PROVIDED MATERIAL:
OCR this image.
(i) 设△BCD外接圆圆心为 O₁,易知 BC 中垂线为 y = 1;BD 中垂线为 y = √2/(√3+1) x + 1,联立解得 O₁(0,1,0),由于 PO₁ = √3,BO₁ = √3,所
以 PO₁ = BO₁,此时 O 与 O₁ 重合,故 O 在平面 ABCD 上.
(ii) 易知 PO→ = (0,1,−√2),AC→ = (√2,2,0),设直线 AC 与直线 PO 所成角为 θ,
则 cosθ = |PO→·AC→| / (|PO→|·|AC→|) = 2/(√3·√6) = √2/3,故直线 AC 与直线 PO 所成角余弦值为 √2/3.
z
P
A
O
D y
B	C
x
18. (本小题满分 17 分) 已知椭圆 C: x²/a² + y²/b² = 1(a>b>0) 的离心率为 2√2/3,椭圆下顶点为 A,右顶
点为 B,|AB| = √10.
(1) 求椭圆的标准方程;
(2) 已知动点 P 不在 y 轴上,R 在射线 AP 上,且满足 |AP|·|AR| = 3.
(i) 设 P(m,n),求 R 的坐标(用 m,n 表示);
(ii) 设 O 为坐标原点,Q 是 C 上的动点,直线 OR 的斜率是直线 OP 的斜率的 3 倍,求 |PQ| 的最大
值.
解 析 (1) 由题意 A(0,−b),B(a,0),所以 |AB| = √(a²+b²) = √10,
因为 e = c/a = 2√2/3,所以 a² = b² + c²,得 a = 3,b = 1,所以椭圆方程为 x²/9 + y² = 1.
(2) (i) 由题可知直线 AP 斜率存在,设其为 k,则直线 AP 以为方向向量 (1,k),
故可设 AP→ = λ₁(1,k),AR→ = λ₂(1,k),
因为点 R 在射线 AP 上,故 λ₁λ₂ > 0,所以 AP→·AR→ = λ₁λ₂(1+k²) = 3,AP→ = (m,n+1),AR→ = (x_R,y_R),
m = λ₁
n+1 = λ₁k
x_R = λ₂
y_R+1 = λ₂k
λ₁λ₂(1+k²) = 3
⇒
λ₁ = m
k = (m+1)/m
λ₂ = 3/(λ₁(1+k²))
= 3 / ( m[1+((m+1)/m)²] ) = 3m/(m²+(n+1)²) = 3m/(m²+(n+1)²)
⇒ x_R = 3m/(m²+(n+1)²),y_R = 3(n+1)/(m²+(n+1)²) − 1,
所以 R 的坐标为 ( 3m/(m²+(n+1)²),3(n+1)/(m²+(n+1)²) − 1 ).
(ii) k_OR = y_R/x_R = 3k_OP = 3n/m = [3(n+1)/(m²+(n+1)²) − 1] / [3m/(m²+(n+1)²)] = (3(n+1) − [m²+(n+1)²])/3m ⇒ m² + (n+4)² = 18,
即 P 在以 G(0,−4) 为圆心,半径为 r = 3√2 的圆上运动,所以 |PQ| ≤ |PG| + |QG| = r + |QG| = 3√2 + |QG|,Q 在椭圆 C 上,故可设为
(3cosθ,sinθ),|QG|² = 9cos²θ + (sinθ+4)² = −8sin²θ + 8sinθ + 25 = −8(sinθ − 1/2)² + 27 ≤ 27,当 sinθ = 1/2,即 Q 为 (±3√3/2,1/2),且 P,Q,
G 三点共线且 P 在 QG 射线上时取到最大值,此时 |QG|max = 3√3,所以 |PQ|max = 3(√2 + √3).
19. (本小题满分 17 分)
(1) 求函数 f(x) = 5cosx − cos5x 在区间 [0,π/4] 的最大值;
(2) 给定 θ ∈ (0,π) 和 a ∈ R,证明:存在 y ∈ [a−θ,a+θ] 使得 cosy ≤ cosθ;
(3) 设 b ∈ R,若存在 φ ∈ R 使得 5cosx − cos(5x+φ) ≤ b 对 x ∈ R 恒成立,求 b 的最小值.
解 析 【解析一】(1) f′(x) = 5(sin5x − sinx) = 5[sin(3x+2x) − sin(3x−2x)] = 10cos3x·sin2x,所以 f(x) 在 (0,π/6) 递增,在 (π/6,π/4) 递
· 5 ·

AIM: Please reproduce each record precisely as written.

EXERCISE ANSWER:
OCR this image.
(i) 设△BCD外接圆圆心为 O₁,易知 BC 中垂线为 y = 1;BD 中垂线为 y = √2/(√3+1) x + 1,联立解得 O₁(0,1,0),由于 PO₁ = √3,BO₁ = √3,所
以 PO₁ = BO₁,此时 O 与 O₁ 重合,故 O 在平面 ABCD 上.
(ii) 易知 PO→ = (0,1,−√2),AC→ = (√2,2,0),设直线 AC 与直线 PO 所成角为 θ,
则 cosθ = |PO→·AC→| / (|PO→|·|AC→|) = 2/(√3·√6) = √2/3,故直线 AC 与直线 PO 所成角余弦值为 √2/3.
z
P
A
O
D y
B	C
x
18. (本小题满分 17 分) 已知椭圆 C: x²/a² + y²/b² = 1(a>b>0) 的离心率为 2√2/3,椭圆下顶点为 A,右顶
点为 B,|AB| = √10.
(1) 求椭圆的标准方程;
(2) 已知动点 P 不在 y 轴上,R 在射线 AP 上,且满足 |AP|·|AR| = 3.
(i) 设 P(m,n),求 R 的坐标(用 m,n 表示);
(ii) 设 O 为坐标原点,Q 是 C 上的动点,直线 OR 的斜率是直线 OP 的斜率的 3 倍,求 |PQ| 的最大
值.
解 析 (1) 由题意 A(0,−b),B(a,0),所以 |AB| = √(a²+b²) = √10,
因为 e = c/a = 2√2/3,所以 a² = b² + c²,得 a = 3,b = 1,所以椭圆方程为 x²/9 + y² = 1.
(2) (i) 由题可知直线 AP 斜率存在,设其为 k,则直线 AP 以为方向向量 (1,k),
故可设 AP→ = λ₁(1,k),AR→ = λ₂(1,k),
因为点 R 在射线 AP 上,故 λ₁λ₂ > 0,所以 AP→·AR→ = λ₁λ₂(1+k²) = 3,AP→ = (m,n+1),AR→ = (x_R,y_R),
m = λ₁
n+1 = λ₁k
x_R = λ₂
y_R+1 = λ₂k
λ₁λ₂(1+k²) = 3
⇒
λ₁ = m
k = (m+1)/m
λ₂ = 3/(λ₁(1+k²))
= 3 / ( m[1+((m+1)/m)²] ) = 3m/(m²+(n+1)²) = 3m/(m²+(n+1)²)
⇒ x_R = 3m/(m²+(n+1)²),y_R = 3(n+1)/(m²+(n+1)²) − 1,
所以 R 的坐标为 ( 3m/(m²+(n+1)²),3(n+1)/(m²+(n+1)²) − 1 ).
(ii) k_OR = y_R/x_R = 3k_OP = 3n/m = [3(n+1)/(m²+(n+1)²) − 1] / [3m/(m²+(n+1)²)] = (3(n+1) − [m²+(n+1)²])/3m ⇒ m² + (n+4)² = 18,
即 P 在以 G(0,−4) 为圆心,半径为 r = 3√2 的圆上运动,所以 |PQ| ≤ |PG| + |QG| = r + |QG| = 3√2 + |QG|,Q 在椭圆 C 上,故可设为
(3cosθ,sinθ),|QG|² = 9cos²θ + (sinθ+4)² = −8sin²θ + 8sinθ + 25 = −8(sinθ − 1/2)² + 27 ≤ 27,当 sinθ = 1/2,即 Q 为 (±3√3/2,1/2),且 P,Q,
G 三点共线且 P 在 QG 射线上时取到最大值,此时 |QG|max = 3√3,所以 |PQ|max = 3(√2 + √3).
19. (本小题满分 17 分)
(1) 求函数 f(x) = 5cosx − cos5x 在区间 [0,π/4] 的最大值;
(2) 给定 θ ∈ (0,π) 和 a ∈ R,证明:存在 y ∈ [a−θ,a+θ] 使得 cosy ≤ cosθ;
(3) 设 b ∈ R,若存在 φ ∈ R 使得 5cosx − cos(5x+φ) ≤ b 对 x ∈ R 恒成立,求 b 的最小值.
解 析 【解析一】(1) f′(x) = 5(sin5x − sinx) = 5[sin(3x+2x) − sin(3x−2x)] = 10cos3x·sin2x,所以 f(x) 在 (0,π/6) 递增,在 (π/6,π/4) 递
· 5 ·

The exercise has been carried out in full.